##### RECORDS FOR PROCESSING
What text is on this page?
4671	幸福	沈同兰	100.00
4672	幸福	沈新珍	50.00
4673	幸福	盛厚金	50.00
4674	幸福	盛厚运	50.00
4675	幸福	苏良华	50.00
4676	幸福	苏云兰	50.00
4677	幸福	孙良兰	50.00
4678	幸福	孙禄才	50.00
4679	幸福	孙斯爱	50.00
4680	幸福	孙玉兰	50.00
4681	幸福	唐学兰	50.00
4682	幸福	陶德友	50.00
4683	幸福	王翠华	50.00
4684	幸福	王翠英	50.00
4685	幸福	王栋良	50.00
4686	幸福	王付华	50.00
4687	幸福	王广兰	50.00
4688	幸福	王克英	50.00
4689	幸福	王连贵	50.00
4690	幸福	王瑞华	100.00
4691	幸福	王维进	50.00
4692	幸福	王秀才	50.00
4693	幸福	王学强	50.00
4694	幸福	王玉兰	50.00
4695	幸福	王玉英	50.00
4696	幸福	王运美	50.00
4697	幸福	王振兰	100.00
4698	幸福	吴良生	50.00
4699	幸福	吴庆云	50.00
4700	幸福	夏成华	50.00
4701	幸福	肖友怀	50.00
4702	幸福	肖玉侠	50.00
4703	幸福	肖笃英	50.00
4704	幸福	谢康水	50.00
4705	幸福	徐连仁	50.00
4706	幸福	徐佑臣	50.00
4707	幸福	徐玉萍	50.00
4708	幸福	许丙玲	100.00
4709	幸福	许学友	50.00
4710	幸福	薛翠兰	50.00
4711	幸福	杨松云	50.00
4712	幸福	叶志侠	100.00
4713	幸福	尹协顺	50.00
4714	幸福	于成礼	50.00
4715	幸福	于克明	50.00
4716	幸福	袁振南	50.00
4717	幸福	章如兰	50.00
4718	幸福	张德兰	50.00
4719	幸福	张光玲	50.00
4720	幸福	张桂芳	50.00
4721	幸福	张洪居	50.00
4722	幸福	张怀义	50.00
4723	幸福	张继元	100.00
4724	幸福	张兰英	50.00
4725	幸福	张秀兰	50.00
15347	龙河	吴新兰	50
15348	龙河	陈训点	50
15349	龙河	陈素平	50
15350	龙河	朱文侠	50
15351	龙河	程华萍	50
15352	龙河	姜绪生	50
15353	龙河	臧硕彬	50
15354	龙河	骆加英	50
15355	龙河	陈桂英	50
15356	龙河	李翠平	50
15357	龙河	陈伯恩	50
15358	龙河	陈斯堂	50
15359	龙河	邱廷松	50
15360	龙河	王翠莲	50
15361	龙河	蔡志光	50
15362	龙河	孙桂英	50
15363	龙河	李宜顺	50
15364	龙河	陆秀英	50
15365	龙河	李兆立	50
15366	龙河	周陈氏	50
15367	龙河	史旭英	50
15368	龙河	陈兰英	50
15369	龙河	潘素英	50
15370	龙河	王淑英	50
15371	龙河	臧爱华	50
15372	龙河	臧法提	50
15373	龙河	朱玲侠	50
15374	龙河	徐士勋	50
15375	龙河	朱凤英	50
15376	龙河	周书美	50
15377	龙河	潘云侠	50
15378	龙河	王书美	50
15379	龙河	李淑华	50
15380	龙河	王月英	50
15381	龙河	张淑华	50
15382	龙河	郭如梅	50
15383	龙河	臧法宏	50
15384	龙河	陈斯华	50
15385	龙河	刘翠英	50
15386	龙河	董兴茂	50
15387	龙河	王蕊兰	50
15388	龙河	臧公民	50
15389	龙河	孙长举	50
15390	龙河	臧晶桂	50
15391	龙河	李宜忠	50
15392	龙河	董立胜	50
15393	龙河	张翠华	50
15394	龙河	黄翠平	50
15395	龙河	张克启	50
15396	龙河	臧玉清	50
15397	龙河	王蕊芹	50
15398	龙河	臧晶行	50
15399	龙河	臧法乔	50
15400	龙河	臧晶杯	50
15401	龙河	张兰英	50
##########
__STATED EXERCISE__
Copy the records above exactly.

__ANSWER TO THE EXERCISE__
What text is on this page?
4671	幸福	沈同兰	100.00
4672	幸福	沈新珍	50.00
4673	幸福	盛厚金	50.00
4674	幸福	盛厚运	50.00
4675	幸福	苏良华	50.00
4676	幸福	苏云兰	50.00
4677	幸福	孙良兰	50.00
4678	幸福	孙禄才	50.00
4679	幸福	孙斯爱	50.00
4680	幸福	孙玉兰	50.00
4681	幸福	唐学兰	50.00
4682	幸福	陶德友	50.00
4683	幸福	王翠华	50.00
4684	幸福	王翠英	50.00
4685	幸福	王栋良	50.00
4686	幸福	王付华	50.00
4687	幸福	王广兰	50.00
4688	幸福	王克英	50.00
4689	幸福	王连贵	50.00
4690	幸福	王瑞华	100.00
4691	幸福	王维进	50.00
4692	幸福	王秀才	50.00
4693	幸福	王学强	50.00
4694	幸福	王玉兰	50.00
4695	幸福	王玉英	50.00
4696	幸福	王运美	50.00
4697	幸福	王振兰	100.00
4698	幸福	吴良生	50.00
4699	幸福	吴庆云	50.00
4700	幸福	夏成华	50.00
4701	幸福	肖友怀	50.00
4702	幸福	肖玉侠	50.00
4703	幸福	肖笃英	50.00
4704	幸福	谢康水	50.00
4705	幸福	徐连仁	50.00
4706	幸福	徐佑臣	50.00
4707	幸福	徐玉萍	50.00
4708	幸福	许丙玲	100.00
4709	幸福	许学友	50.00
4710	幸福	薛翠兰	50.00
4711	幸福	杨松云	50.00
4712	幸福	叶志侠	100.00
4713	幸福	尹协顺	50.00
4714	幸福	于成礼	50.00
4715	幸福	于克明	50.00
4716	幸福	袁振南	50.00
4717	幸福	章如兰	50.00
4718	幸福	张德兰	50.00
4719	幸福	张光玲	50.00
4720	幸福	张桂芳	50.00
4721	幸福	张洪居	50.00
4722	幸福	张怀义	50.00
4723	幸福	张继元	100.00
4724	幸福	张兰英	50.00
4725	幸福	张秀兰	50.00
15347	龙河	吴新兰	50
15348	龙河	陈训点	50
15349	龙河	陈素平	50
15350	龙河	朱文侠	50
15351	龙河	程华萍	50
15352	龙河	姜绪生	50
15353	龙河	臧硕彬	50
15354	龙河	骆加英	50
15355	龙河	陈桂英	50
15356	龙河	李翠平	50
15357	龙河	陈伯恩	50
15358	龙河	陈斯堂	50
15359	龙河	邱廷松	50
15360	龙河	王翠莲	50
15361	龙河	蔡志光	50
15362	龙河	孙桂英	50
15363	龙河	李宜顺	50
15364	龙河	陆秀英	50
15365	龙河	李兆立	50
15366	龙河	周陈氏	50
15367	龙河	史旭英	50
15368	龙河	陈兰英	50
15369	龙河	潘素英	50
15370	龙河	王淑英	50
15371	龙河	臧爱华	50
15372	龙河	臧法提	50
15373	龙河	朱玲侠	50
15374	龙河	徐士勋	50
15375	龙河	朱凤英	50
15376	龙河	周书美	50
15377	龙河	潘云侠	50
15378	龙河	王书美	50
15379	龙河	李淑华	50
15380	龙河	王月英	50
15381	龙河	张淑华	50
15382	龙河	郭如梅	50
15383	龙河	臧法宏	50
15384	龙河	陈斯华	50
15385	龙河	刘翠英	50
15386	龙河	董兴茂	50
15387	龙河	王蕊兰	50
15388	龙河	臧公民	50
15389	龙河	孙长举	50
15390	龙河	臧晶桂	50
15391	龙河	李宜忠	50
15392	龙河	董立胜	50
15393	龙河	张翠华	50
15394	龙河	黄翠平	50
15395	龙河	张克启	50
15396	龙河	臧玉清	50
15397	龙河	王蕊芹	50
15398	龙河	臧晶行	50
15399	龙河	臧法乔	50
15400	龙河	臧晶杯	50
15401	龙河	张兰英	50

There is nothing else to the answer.